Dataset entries

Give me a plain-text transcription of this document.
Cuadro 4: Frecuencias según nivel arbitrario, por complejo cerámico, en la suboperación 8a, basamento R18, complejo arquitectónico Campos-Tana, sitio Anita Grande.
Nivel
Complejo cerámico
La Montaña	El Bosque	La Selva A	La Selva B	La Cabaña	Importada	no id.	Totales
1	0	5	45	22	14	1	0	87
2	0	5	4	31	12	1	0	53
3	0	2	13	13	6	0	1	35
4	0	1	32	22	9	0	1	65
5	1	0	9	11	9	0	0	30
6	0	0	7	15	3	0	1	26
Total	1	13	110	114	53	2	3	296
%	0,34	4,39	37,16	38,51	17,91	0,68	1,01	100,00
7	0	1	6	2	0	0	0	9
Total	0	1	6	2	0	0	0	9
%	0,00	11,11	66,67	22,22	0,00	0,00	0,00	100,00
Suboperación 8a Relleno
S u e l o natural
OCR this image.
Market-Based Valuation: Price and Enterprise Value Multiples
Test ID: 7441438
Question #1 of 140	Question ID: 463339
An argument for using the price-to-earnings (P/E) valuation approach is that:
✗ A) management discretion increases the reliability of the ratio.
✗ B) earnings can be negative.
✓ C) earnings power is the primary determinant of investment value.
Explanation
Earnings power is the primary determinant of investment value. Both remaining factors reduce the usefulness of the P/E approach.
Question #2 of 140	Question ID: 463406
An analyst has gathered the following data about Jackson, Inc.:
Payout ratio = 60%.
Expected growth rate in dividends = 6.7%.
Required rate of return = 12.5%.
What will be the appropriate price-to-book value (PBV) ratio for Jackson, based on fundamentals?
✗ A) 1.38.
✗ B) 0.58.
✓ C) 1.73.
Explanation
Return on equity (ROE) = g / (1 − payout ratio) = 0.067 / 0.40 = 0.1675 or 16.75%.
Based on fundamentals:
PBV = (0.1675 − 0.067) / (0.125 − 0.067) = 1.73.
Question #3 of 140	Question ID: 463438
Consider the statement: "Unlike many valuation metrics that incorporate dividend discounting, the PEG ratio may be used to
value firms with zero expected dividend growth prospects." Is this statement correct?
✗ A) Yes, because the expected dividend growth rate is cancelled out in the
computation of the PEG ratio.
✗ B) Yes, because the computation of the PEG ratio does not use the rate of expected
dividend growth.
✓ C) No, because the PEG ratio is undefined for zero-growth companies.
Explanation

(Problem to work on):
Say how many lines contain "Question", and give nothing but that number.

(Final answer):
3